**Your objective**
Select lines where the word "that" appears.

**Data entries**
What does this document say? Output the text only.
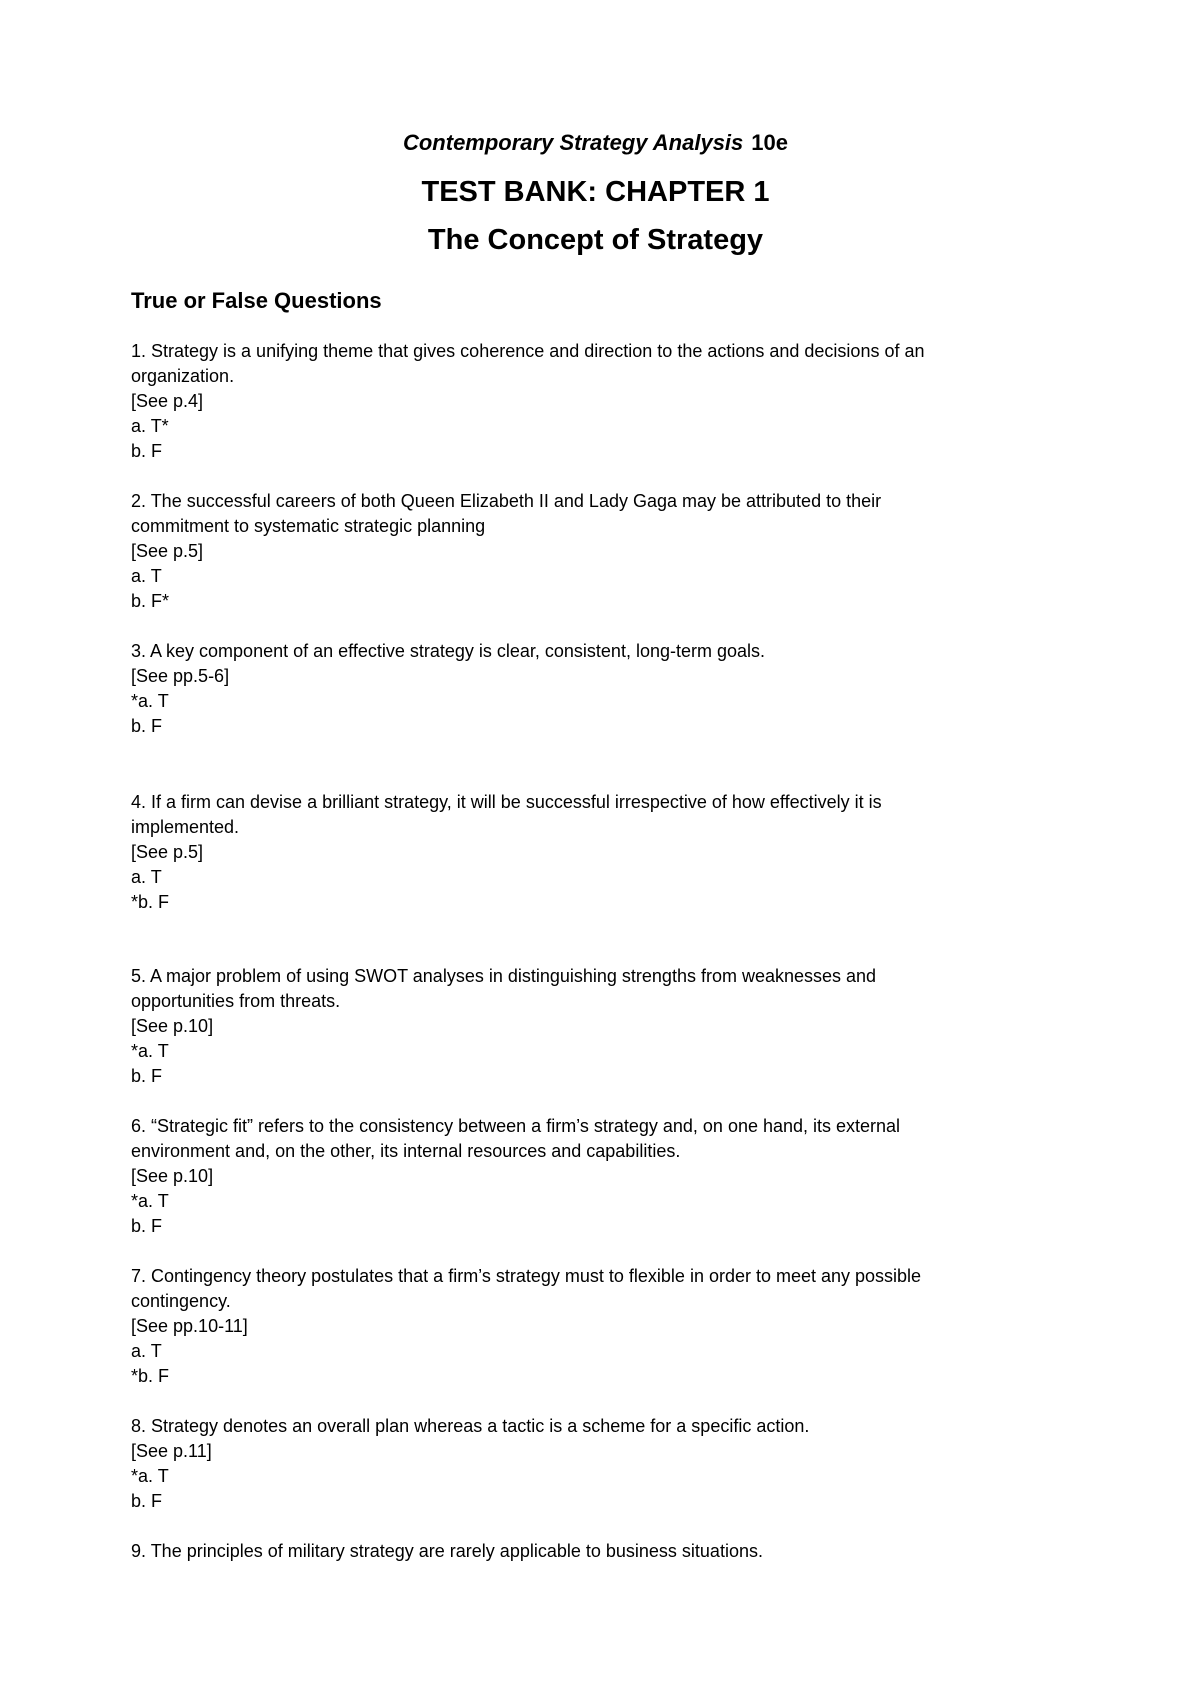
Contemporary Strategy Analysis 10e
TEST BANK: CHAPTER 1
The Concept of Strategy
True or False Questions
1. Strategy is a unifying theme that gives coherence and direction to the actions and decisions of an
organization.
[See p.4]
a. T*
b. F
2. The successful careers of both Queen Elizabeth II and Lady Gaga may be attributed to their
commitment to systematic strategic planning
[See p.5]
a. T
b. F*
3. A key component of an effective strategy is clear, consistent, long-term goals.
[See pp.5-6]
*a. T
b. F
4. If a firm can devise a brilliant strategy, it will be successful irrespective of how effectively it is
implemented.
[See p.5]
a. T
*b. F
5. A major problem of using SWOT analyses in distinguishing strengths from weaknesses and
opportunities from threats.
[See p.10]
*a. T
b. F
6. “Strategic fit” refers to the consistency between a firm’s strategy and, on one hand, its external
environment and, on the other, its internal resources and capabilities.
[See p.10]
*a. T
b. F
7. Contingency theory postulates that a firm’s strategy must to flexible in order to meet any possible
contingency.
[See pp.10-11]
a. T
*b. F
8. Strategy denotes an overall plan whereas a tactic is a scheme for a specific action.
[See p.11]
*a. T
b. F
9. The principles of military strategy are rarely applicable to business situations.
---
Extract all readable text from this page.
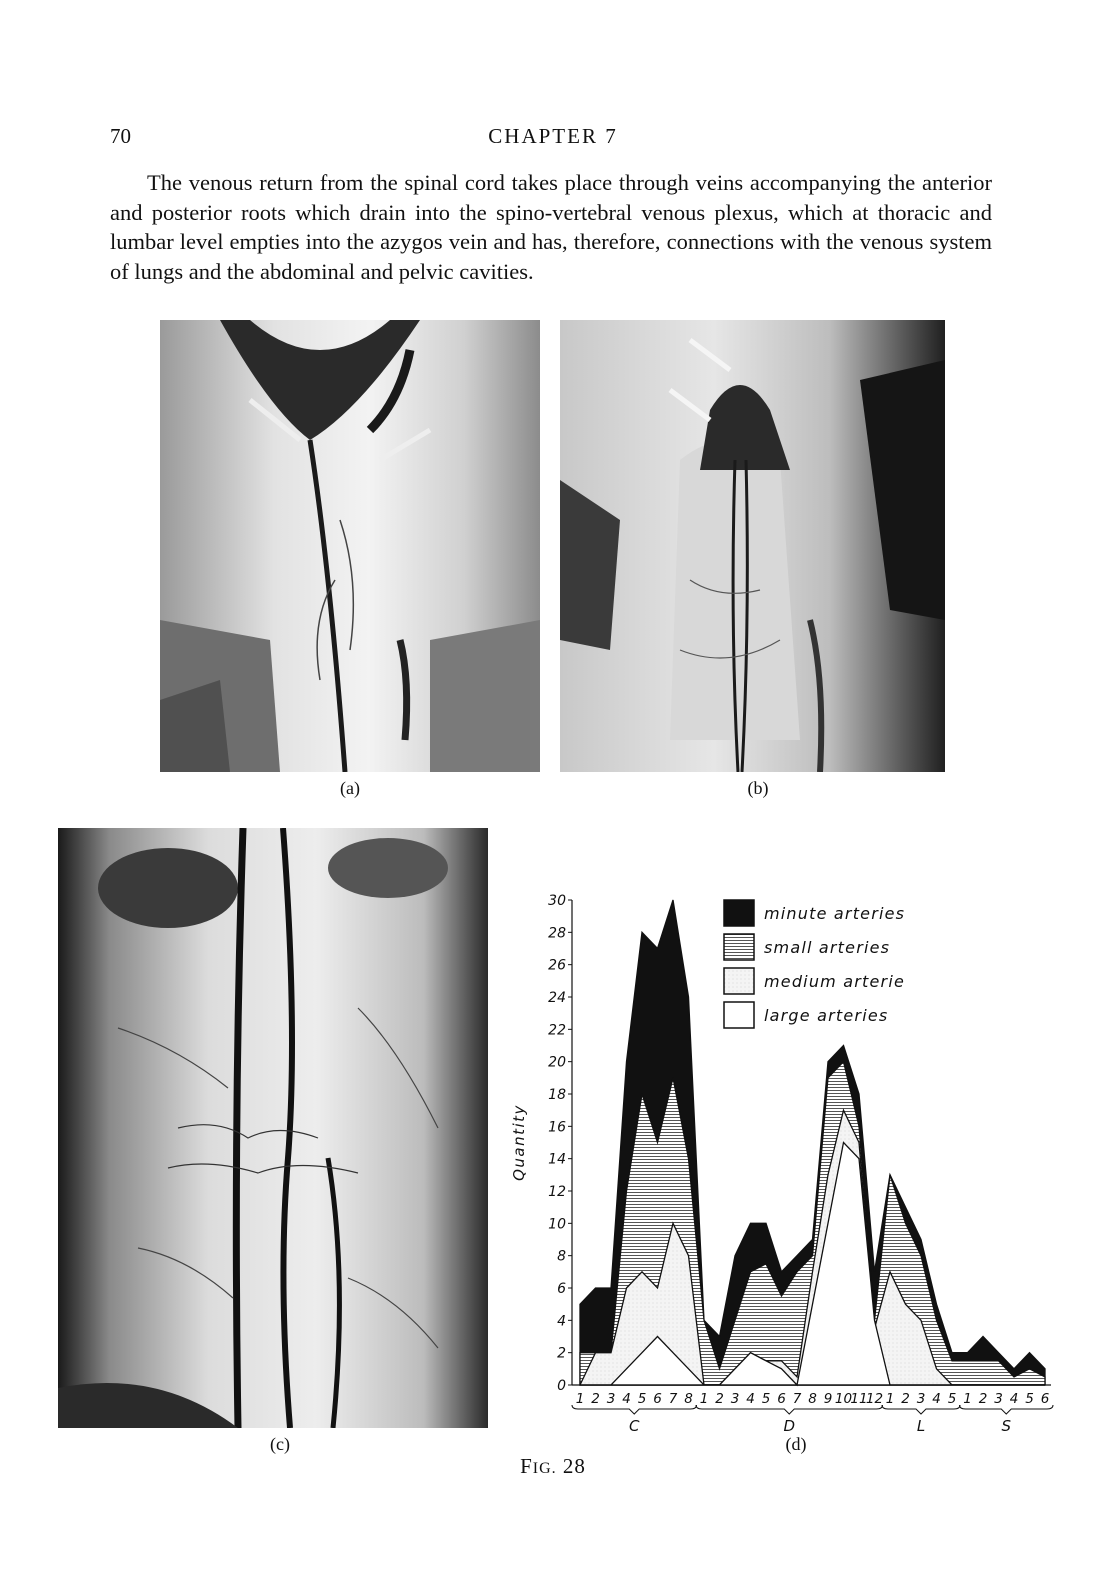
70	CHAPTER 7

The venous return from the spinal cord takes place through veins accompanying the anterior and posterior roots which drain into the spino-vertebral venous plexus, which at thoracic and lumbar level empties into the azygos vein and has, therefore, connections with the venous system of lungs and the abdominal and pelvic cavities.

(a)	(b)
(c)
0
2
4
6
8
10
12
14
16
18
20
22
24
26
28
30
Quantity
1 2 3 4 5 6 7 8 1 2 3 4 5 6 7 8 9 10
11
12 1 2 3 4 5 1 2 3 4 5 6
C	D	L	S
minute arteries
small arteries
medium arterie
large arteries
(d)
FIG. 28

**Written solution**
1. Strategy is a unifying theme that gives coherence and direction to the actions and decisions of an
7. Contingency theory postulates that a firm’s strategy must to flexible in order to meet any possible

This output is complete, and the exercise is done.